Records for processing:

━━━━━━━━

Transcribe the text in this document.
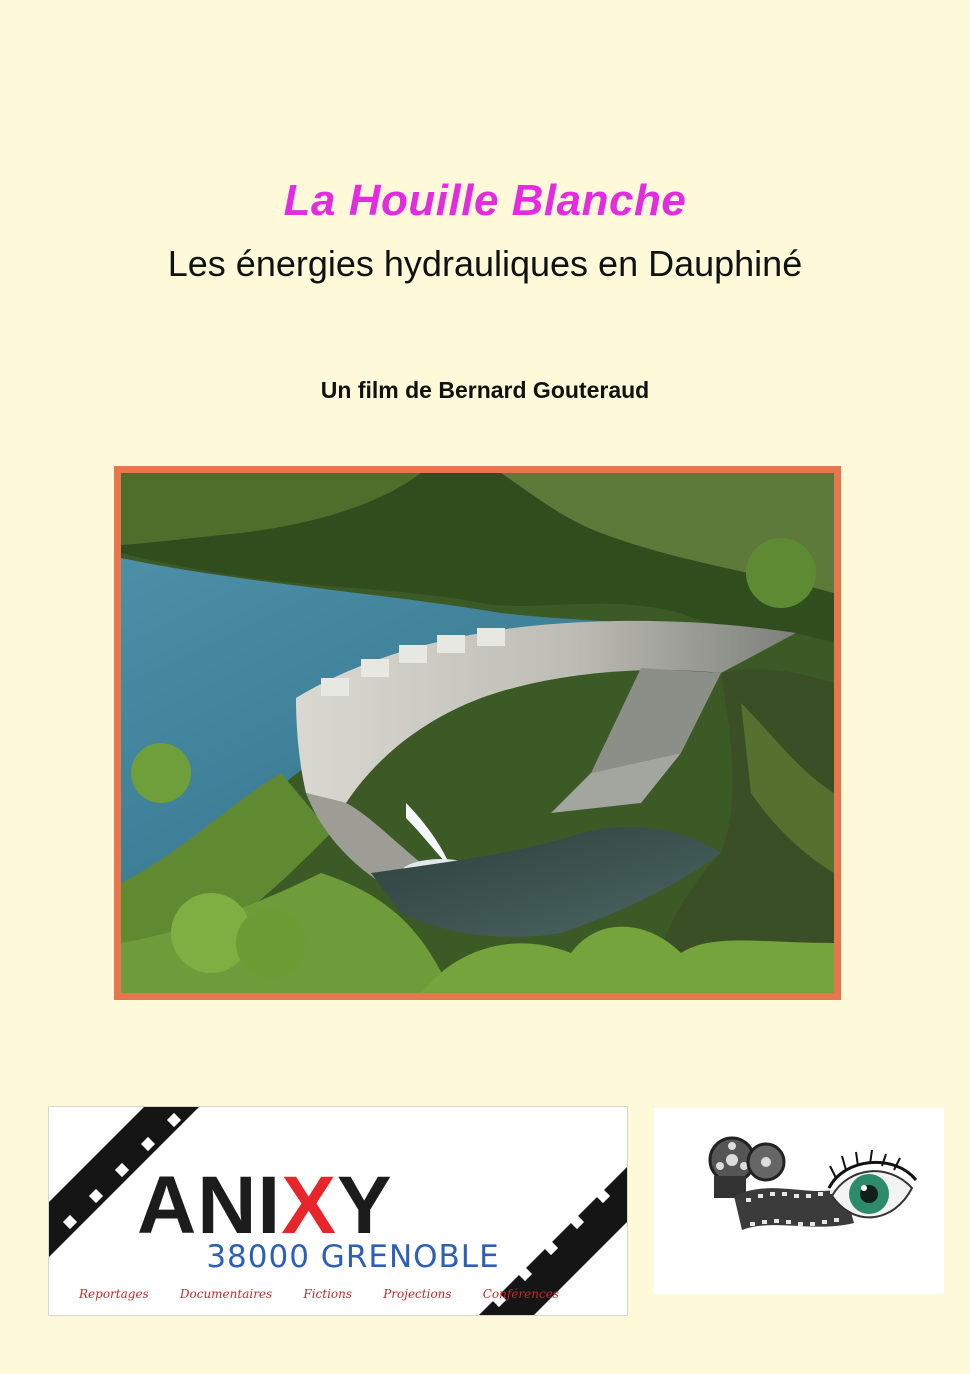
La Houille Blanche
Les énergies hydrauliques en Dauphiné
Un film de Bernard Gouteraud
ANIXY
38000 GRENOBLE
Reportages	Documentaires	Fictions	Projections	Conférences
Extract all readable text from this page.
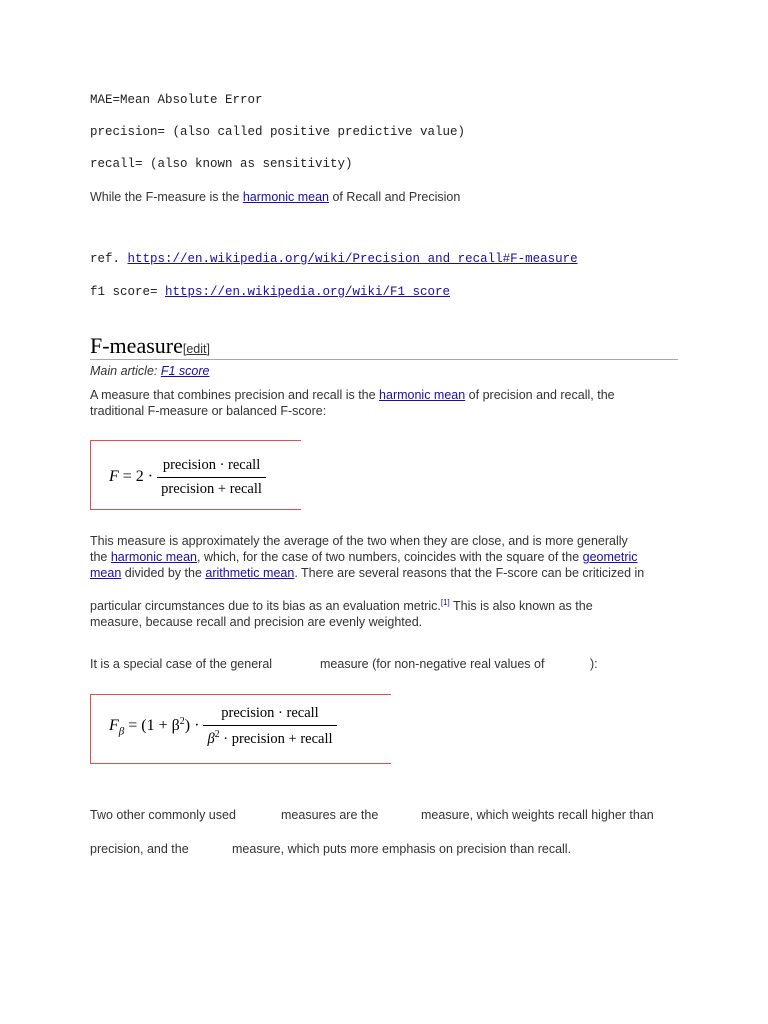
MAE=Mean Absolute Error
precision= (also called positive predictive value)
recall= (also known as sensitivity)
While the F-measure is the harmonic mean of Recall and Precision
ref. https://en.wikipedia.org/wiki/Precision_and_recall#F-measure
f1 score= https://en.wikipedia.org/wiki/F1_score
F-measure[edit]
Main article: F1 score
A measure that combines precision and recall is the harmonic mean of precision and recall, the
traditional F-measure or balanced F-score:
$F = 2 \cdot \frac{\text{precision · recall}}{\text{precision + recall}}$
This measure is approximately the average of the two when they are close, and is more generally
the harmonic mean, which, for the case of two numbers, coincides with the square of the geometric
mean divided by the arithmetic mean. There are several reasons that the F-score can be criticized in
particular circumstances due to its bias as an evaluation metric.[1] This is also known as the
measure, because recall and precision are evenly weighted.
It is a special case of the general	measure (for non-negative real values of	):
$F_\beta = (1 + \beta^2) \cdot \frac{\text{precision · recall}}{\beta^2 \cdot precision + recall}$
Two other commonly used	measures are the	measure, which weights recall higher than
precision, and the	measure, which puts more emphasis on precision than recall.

━━━━━━━━

Your instructions:
Copy every line of the data exactly as written, excluding the pictures.

The completed task:
Transcribe the text in this document.
La Houille Blanche
Les énergies hydrauliques en Dauphiné
Un film de Bernard Gouteraud
ANIXY
38000 GRENOBLE
Reportages	Documentaires	Fictions	Projections	Conférences
Extract all readable text from this page.
MAE=Mean Absolute Error
precision= (also called positive predictive value)
recall= (also known as sensitivity)
While the F-measure is the harmonic mean of Recall and Precision
ref. https://en.wikipedia.org/wiki/Precision_and_recall#F-measure
f1 score= https://en.wikipedia.org/wiki/F1_score
F-measure[edit]
Main article: F1 score
A measure that combines precision and recall is the harmonic mean of precision and recall, the
traditional F-measure or balanced F-score:
$F = 2 \cdot \frac{\text{precision · recall}}{\text{precision + recall}}$
This measure is approximately the average of the two when they are close, and is more generally
the harmonic mean, which, for the case of two numbers, coincides with the square of the geometric
mean divided by the arithmetic mean. There are several reasons that the F-score can be criticized in
particular circumstances due to its bias as an evaluation metric.[1] This is also known as the
measure, because recall and precision are evenly weighted.
It is a special case of the general	measure (for non-negative real values of	):
$F_\beta = (1 + \beta^2) \cdot \frac{\text{precision · recall}}{\beta^2 \cdot precision + recall}$
Two other commonly used	measures are the	measure, which weights recall higher than
precision, and the	measure, which puts more emphasis on precision than recall.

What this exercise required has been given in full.